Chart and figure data
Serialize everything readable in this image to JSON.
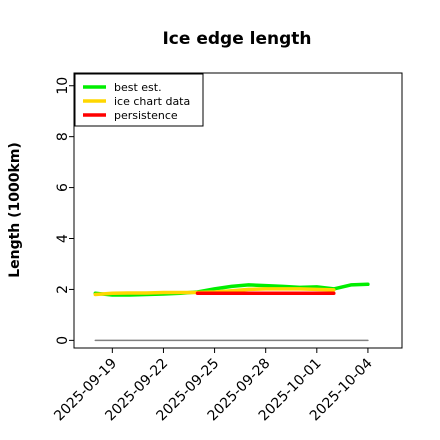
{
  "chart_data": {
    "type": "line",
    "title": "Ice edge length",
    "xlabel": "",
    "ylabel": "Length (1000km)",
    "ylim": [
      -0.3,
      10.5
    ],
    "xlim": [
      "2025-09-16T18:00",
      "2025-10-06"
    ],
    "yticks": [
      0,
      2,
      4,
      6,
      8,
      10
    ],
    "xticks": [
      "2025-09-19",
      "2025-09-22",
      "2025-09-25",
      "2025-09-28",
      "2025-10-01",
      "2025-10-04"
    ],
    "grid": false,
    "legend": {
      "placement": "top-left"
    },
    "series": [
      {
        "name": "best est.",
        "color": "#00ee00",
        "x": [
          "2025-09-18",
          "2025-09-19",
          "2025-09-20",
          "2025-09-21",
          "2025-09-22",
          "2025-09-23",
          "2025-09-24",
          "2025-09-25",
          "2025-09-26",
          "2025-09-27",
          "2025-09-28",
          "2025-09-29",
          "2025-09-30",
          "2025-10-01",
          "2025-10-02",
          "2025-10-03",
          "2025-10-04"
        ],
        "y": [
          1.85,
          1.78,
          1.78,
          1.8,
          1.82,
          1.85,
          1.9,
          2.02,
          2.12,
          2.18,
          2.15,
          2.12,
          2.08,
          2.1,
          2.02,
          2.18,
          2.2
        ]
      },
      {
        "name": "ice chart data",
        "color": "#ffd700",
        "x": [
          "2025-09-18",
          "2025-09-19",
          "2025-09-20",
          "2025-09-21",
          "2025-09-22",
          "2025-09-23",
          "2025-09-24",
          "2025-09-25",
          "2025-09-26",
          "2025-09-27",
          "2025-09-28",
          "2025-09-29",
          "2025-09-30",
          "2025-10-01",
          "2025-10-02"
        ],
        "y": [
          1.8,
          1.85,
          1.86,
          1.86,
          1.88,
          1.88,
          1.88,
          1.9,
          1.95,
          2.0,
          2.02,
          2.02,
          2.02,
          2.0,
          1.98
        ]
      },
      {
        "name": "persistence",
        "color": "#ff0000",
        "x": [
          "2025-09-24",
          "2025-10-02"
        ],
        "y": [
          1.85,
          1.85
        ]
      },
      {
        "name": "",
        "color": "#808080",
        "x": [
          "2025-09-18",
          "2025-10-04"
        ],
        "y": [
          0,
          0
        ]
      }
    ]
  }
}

DIRECTIVE:
Without the images, write out each line of the data verbatim.

THE REPLY:
Serialize everything readable in this image to JSON.
{
  "chart_data": {
    "type": "line",
    "title": "Ice edge length",
    "xlabel": "",
    "ylabel": "Length (1000km)",
    "ylim": [
      -0.3,
      10.5
    ],
    "xlim": [
      "2025-09-16T18:00",
      "2025-10-06"
    ],
    "yticks": [
      0,
      2,
      4,
      6,
      8,
      10
    ],
    "xticks": [
      "2025-09-19",
      "2025-09-22",
      "2025-09-25",
      "2025-09-28",
      "2025-10-01",
      "2025-10-04"
    ],
    "grid": false,
    "legend": {
      "placement": "top-left"
    },
    "series": [
      {
        "name": "best est.",
        "color": "#00ee00",
        "x": [
          "2025-09-18",
          "2025-09-19",
          "2025-09-20",
          "2025-09-21",
          "2025-09-22",
          "2025-09-23",
          "2025-09-24",
          "2025-09-25",
          "2025-09-26",
          "2025-09-27",
          "2025-09-28",
          "2025-09-29",
          "2025-09-30",
          "2025-10-01",
          "2025-10-02",
          "2025-10-03",
          "2025-10-04"
        ],
        "y": [
          1.85,
          1.78,
          1.78,
          1.8,
          1.82,
          1.85,
          1.9,
          2.02,
          2.12,
          2.18,
          2.15,
          2.12,
          2.08,
          2.1,
          2.02,
          2.18,
          2.2
        ]
      },
      {
        "name": "ice chart data",
        "color": "#ffd700",
        "x": [
          "2025-09-18",
          "2025-09-19",
          "2025-09-20",
          "2025-09-21",
          "2025-09-22",
          "2025-09-23",
          "2025-09-24",
          "2025-09-25",
          "2025-09-26",
          "2025-09-27",
          "2025-09-28",
          "2025-09-29",
          "2025-09-30",
          "2025-10-01",
          "2025-10-02"
        ],
        "y": [
          1.8,
          1.85,
          1.86,
          1.86,
          1.88,
          1.88,
          1.88,
          1.9,
          1.95,
          2.0,
          2.02,
          2.02,
          2.02,
          2.0,
          1.98
        ]
      },
      {
        "name": "persistence",
        "color": "#ff0000",
        "x": [
          "2025-09-24",
          "2025-10-02"
        ],
        "y": [
          1.85,
          1.85
        ]
      },
      {
        "name": "",
        "color": "#808080",
        "x": [
          "2025-09-18",
          "2025-10-04"
        ],
        "y": [
          0,
          0
        ]
      }
    ]
  }
}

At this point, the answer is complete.